— START Provided entries —

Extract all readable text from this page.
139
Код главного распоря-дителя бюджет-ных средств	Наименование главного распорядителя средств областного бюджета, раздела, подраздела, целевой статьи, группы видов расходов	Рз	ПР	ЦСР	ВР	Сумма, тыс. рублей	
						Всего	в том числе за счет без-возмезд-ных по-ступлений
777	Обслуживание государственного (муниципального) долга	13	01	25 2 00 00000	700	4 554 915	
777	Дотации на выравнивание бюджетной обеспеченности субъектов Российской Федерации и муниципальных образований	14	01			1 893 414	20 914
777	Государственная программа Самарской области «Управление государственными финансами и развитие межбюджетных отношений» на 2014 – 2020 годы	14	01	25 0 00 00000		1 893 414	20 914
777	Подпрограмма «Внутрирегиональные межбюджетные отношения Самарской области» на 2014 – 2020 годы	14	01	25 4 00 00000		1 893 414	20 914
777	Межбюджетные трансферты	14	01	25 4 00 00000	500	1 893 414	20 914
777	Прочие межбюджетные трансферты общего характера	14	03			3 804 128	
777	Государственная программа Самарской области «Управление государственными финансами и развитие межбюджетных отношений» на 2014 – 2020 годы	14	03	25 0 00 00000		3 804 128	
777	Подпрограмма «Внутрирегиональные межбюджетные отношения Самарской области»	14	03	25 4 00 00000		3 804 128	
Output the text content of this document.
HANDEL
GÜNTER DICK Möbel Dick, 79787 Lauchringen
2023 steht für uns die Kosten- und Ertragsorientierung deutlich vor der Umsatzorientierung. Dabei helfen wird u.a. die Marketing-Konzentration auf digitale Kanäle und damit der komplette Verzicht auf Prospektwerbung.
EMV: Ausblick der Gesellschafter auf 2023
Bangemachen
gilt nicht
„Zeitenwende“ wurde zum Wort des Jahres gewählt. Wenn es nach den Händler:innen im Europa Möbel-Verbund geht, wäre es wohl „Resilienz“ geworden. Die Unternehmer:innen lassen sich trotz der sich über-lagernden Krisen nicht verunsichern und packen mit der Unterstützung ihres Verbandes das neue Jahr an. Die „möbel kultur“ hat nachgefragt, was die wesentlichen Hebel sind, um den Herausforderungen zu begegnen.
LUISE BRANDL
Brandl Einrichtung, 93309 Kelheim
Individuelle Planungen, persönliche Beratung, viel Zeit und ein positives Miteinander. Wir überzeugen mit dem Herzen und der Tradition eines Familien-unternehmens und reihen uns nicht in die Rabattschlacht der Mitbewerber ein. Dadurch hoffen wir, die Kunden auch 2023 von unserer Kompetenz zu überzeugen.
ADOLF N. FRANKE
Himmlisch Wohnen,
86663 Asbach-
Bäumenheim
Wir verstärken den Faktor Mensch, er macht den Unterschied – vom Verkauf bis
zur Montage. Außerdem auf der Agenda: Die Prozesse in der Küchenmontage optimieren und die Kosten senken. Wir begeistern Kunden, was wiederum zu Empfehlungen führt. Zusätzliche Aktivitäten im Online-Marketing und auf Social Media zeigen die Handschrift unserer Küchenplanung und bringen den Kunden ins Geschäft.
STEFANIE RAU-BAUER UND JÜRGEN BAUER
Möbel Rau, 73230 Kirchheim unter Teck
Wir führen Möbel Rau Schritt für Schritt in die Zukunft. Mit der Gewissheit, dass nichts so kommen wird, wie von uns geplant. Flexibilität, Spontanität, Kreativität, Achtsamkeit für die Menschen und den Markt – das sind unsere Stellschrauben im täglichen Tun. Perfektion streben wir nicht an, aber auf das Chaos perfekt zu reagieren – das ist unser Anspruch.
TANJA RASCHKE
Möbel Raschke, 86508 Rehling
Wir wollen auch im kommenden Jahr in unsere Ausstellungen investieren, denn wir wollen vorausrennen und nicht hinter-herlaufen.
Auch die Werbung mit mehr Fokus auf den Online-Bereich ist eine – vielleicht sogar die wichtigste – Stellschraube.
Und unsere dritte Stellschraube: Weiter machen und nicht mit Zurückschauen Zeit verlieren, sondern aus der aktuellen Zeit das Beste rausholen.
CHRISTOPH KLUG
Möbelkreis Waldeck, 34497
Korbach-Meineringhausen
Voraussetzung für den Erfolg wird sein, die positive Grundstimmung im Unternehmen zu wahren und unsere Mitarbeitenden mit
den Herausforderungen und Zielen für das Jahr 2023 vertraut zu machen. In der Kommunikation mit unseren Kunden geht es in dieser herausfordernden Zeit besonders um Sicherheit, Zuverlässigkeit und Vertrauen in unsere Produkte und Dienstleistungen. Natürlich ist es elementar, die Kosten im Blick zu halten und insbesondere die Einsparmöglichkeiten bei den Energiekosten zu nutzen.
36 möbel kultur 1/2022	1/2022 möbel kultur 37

— END Provided entries —

Exercise >> Please repeat the material above, word for word and in full.

Answer to this exercise >>
Extract all readable text from this page.
139
Код главного распоря-дителя бюджет-ных средств	Наименование главного распорядителя средств областного бюджета, раздела, подраздела, целевой статьи, группы видов расходов	Рз	ПР	ЦСР	ВР	Сумма, тыс. рублей	
						Всего	в том числе за счет без-возмезд-ных по-ступлений
777	Обслуживание государственного (муниципального) долга	13	01	25 2 00 00000	700	4 554 915	
777	Дотации на выравнивание бюджетной обеспеченности субъектов Российской Федерации и муниципальных образований	14	01			1 893 414	20 914
777	Государственная программа Самарской области «Управление государственными финансами и развитие межбюджетных отношений» на 2014 – 2020 годы	14	01	25 0 00 00000		1 893 414	20 914
777	Подпрограмма «Внутрирегиональные межбюджетные отношения Самарской области» на 2014 – 2020 годы	14	01	25 4 00 00000		1 893 414	20 914
777	Межбюджетные трансферты	14	01	25 4 00 00000	500	1 893 414	20 914
777	Прочие межбюджетные трансферты общего характера	14	03			3 804 128	
777	Государственная программа Самарской области «Управление государственными финансами и развитие межбюджетных отношений» на 2014 – 2020 годы	14	03	25 0 00 00000		3 804 128	
777	Подпрограмма «Внутрирегиональные межбюджетные отношения Самарской области»	14	03	25 4 00 00000		3 804 128	
Output the text content of this document.
HANDEL
GÜNTER DICK Möbel Dick, 79787 Lauchringen
2023 steht für uns die Kosten- und Ertragsorientierung deutlich vor der Umsatzorientierung. Dabei helfen wird u.a. die Marketing-Konzentration auf digitale Kanäle und damit der komplette Verzicht auf Prospektwerbung.
EMV: Ausblick der Gesellschafter auf 2023
Bangemachen
gilt nicht
„Zeitenwende“ wurde zum Wort des Jahres gewählt. Wenn es nach den Händler:innen im Europa Möbel-Verbund geht, wäre es wohl „Resilienz“ geworden. Die Unternehmer:innen lassen sich trotz der sich über-lagernden Krisen nicht verunsichern und packen mit der Unterstützung ihres Verbandes das neue Jahr an. Die „möbel kultur“ hat nachgefragt, was die wesentlichen Hebel sind, um den Herausforderungen zu begegnen.
LUISE BRANDL
Brandl Einrichtung, 93309 Kelheim
Individuelle Planungen, persönliche Beratung, viel Zeit und ein positives Miteinander. Wir überzeugen mit dem Herzen und der Tradition eines Familien-unternehmens und reihen uns nicht in die Rabattschlacht der Mitbewerber ein. Dadurch hoffen wir, die Kunden auch 2023 von unserer Kompetenz zu überzeugen.
ADOLF N. FRANKE
Himmlisch Wohnen,
86663 Asbach-
Bäumenheim
Wir verstärken den Faktor Mensch, er macht den Unterschied – vom Verkauf bis
zur Montage. Außerdem auf der Agenda: Die Prozesse in der Küchenmontage optimieren und die Kosten senken. Wir begeistern Kunden, was wiederum zu Empfehlungen führt. Zusätzliche Aktivitäten im Online-Marketing und auf Social Media zeigen die Handschrift unserer Küchenplanung und bringen den Kunden ins Geschäft.
STEFANIE RAU-BAUER UND JÜRGEN BAUER
Möbel Rau, 73230 Kirchheim unter Teck
Wir führen Möbel Rau Schritt für Schritt in die Zukunft. Mit der Gewissheit, dass nichts so kommen wird, wie von uns geplant. Flexibilität, Spontanität, Kreativität, Achtsamkeit für die Menschen und den Markt – das sind unsere Stellschrauben im täglichen Tun. Perfektion streben wir nicht an, aber auf das Chaos perfekt zu reagieren – das ist unser Anspruch.
TANJA RASCHKE
Möbel Raschke, 86508 Rehling
Wir wollen auch im kommenden Jahr in unsere Ausstellungen investieren, denn wir wollen vorausrennen und nicht hinter-herlaufen.
Auch die Werbung mit mehr Fokus auf den Online-Bereich ist eine – vielleicht sogar die wichtigste – Stellschraube.
Und unsere dritte Stellschraube: Weiter machen und nicht mit Zurückschauen Zeit verlieren, sondern aus der aktuellen Zeit das Beste rausholen.
CHRISTOPH KLUG
Möbelkreis Waldeck, 34497
Korbach-Meineringhausen
Voraussetzung für den Erfolg wird sein, die positive Grundstimmung im Unternehmen zu wahren und unsere Mitarbeitenden mit
den Herausforderungen und Zielen für das Jahr 2023 vertraut zu machen. In der Kommunikation mit unseren Kunden geht es in dieser herausfordernden Zeit besonders um Sicherheit, Zuverlässigkeit und Vertrauen in unsere Produkte und Dienstleistungen. Natürlich ist es elementar, die Kosten im Blick zu halten und insbesondere die Einsparmöglichkeiten bei den Energiekosten zu nutzen.
36 möbel kultur 1/2022	1/2022 möbel kultur 37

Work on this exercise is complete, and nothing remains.